» LISTA DE TAREAS:
[1] Reproduce del texto sobre Ellen DeGeneres el fragmento que va desde "Inmediatamente después, BuzzFeed" hasta "y Alec Baldwin.", ambos incluidos.
[2] Según el texto sobre Ellen DeGeneres, ¿en qué año salió del clóset?
[3] Resume en forma de lista el párrafo del texto sobre Ellen DeGeneres que empieza con "Inmediatamente después, BuzzFeed publicó", conservando sus datos principales.

» TEXTO SELECCIONADO:
╔══
Sería en una de esas emisiones cuando DeGeneres afirmaría que su confinamiento era “como estar en la cárcel”. Lo decía desde una finca de mil metros cuadrados ubicada entre Beverly Hills y Sunset Boulevard orlada de vestíbulos, salas de estar, biblioteca, gimnasio, cocina, bares húmedos, sala de cine, cinco dormitorios, nueve baños, piscina ovalada, cancha de tenis y casita para huéspedes. Lógicamente, fue ametrallada en las redes. Con el añadido de que, cuando ocurrió lo de Black Lives Matter, tuiteó: “Para que las cosas cambien, las cosas tienen que cambiar”. Y como eliminó el tuit, le fue peor.
Mientras tanto, Variety, EW y BuzzFeed News publicaban sendos informes acerca de lo tóxico que era su ambiente de trabajo lleno de racismo, intimidación y miedo. Una empleada negra describió microagresiones por su color, otros dijeron que fueron despedidos después de tomar licencias médicas o después de haber pedido permiso para asistir a funerales. Y cuando la productora WarnerMedia empezó formalmente la investigación interna, entraron a la mira los productores ejecutivos Glavin, Connelly y Lassner mientras DeGeneres pedía disculpas, admitía que todo había escapado de su control y aseguraba que no volvería a suceder.
Inmediatamente después, BuzzFeed publicó el relato de 36 ex empleados no identificados que alegaban acoso, conducta sexual inapropiada y agresión por parte del escritor y productor ejecutivo Kevin Leman, el productor ejecutivo Ed Glavin y el coproductor ejecutivo Jonathan Norman. DeGeneres se disculpó por segunda vez, despidió a estos dos últimos, anunció nuevos beneficios, como tiempo libre remunerado y una generosa política de licencias médicas. Paralelamente, su esposa Portia de Rossi iniciaba una cruzada de rescate a la que se sumaron celebridades tipo Kevin Hart, Scooter Braun, Katy Perry, Ashton Kutcher, Jerry O’Connell, Diane Keaton y Alec Baldwin.
Mito del éter
Pero la línea de flotación del talk show ya tenía demasiadas grietas. Tantas que los dos millones y medio de personas que la veían todos los días decrecieron a uno. Vulnerada su credibilidad como reina de la amabilidad por excelencia, hasta su icónica imagen de lideresa de la comunidad LGTBI se fue en picada cuando apareció departiendo amablemente con George Bush, considerado un obstáculo en la defensa de esos derechos y señalado por cometer crímenes de guerra. Entonces su reputación también declinó, junto con todo lo que había conseguido desde que salió del clóset en 1997 haciendo temblar los cimientos de la cadena ABC. Ganó esa guerra apareciendo en la portada de Time con un “Sí, soy gay” de impacto global.
╚══
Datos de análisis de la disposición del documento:
╔══
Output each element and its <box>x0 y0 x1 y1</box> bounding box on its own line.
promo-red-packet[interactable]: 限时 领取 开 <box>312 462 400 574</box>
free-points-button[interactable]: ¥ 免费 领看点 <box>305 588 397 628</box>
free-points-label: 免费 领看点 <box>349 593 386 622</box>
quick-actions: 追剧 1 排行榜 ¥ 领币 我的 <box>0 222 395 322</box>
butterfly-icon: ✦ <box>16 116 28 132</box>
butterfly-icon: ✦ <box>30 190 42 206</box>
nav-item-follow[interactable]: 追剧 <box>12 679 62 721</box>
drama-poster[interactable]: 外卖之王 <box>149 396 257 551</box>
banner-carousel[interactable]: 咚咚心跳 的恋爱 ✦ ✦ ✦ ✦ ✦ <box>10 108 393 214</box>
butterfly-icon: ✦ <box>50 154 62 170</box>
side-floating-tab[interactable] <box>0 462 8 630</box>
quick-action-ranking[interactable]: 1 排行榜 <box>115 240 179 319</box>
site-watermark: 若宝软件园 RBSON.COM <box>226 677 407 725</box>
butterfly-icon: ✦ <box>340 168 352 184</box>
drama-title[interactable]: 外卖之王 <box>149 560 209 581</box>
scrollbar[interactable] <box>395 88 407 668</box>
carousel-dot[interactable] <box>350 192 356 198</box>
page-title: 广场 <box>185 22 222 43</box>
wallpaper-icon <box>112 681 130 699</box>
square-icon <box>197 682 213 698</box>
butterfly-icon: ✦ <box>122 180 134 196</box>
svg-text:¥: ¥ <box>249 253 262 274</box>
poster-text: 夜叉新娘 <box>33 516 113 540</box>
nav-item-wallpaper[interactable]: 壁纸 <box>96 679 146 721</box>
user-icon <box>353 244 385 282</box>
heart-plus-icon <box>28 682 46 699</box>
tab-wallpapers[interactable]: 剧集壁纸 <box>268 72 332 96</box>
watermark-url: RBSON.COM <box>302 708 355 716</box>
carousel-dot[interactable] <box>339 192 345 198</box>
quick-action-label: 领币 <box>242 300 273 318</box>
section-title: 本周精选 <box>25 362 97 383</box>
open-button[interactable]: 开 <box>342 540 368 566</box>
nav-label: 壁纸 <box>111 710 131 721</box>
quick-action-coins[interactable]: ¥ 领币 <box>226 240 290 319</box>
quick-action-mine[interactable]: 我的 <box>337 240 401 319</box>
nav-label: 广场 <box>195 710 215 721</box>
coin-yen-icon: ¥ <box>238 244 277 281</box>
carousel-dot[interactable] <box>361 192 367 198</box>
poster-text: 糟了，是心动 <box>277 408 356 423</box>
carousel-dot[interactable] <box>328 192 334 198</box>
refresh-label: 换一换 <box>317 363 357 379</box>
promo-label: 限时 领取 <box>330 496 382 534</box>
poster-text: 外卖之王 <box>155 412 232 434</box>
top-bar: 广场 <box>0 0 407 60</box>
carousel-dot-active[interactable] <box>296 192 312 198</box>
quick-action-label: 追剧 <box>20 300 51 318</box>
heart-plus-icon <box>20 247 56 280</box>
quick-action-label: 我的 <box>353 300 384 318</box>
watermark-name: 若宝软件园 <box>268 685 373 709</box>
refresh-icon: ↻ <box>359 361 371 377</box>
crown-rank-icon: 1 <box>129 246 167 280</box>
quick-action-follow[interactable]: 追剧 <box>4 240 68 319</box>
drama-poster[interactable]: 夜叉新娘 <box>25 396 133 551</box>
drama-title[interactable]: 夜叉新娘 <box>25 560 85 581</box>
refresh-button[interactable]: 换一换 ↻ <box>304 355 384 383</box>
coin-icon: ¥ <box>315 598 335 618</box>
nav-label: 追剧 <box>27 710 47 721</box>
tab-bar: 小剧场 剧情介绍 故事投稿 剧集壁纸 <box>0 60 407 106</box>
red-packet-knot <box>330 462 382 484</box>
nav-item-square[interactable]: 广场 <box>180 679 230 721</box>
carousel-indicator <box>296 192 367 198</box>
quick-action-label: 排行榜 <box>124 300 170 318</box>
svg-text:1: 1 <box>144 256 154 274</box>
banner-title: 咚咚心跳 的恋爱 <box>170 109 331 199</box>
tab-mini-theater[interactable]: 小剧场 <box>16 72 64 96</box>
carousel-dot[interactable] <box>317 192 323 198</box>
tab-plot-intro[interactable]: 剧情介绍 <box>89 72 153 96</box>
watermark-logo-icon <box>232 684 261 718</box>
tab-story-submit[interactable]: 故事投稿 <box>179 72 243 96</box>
╚══
» RESPUESTAS DEL EJERCICIO:
[1]
Inmediatamente después, BuzzFeed publicó el relato de 36 ex empleados no identificados que alegaban acoso, conducta sexual inapropiada y agresión por parte del escritor y productor ejecutivo Kevin Leman, el productor ejecutivo Ed Glavin y el coproductor ejecutivo Jonathan Norman. DeGeneres se disculpó por segunda vez, despidió a estos dos últimos, anunció nuevos beneficios, como tiempo libre remunerado y una generosa política de licencias médicas. Paralelamente, su esposa Portia de Rossi iniciaba una cruzada de rescate a la que se sumaron celebridades tipo Kevin Hart, Scooter Braun, Katy Perry, Ashton Kutcher, Jerry O’Connell, Diane Keaton y Alec Baldwin.

[2] En 1997.

[3]
- BuzzFeed publicó el relato de 36 ex empleados no identificados que denunciaban acoso, conducta sexual inapropiada y agresión por parte de Kevin Leman, Ed Glavin y Jonathan Norman.
- DeGeneres se disculpó por segunda vez y despidió a Glavin y a Norman.
- Anunció nuevos beneficios: tiempo libre remunerado y una generosa política de licencias médicas.
- Su esposa, Portia de Rossi, inició una cruzada de rescate a la que se sumaron celebridades como Kevin Hart, Scooter Braun, Katy Perry, Ashton Kutcher, Jerry O'Connell, Diane Keaton y Alec Baldwin.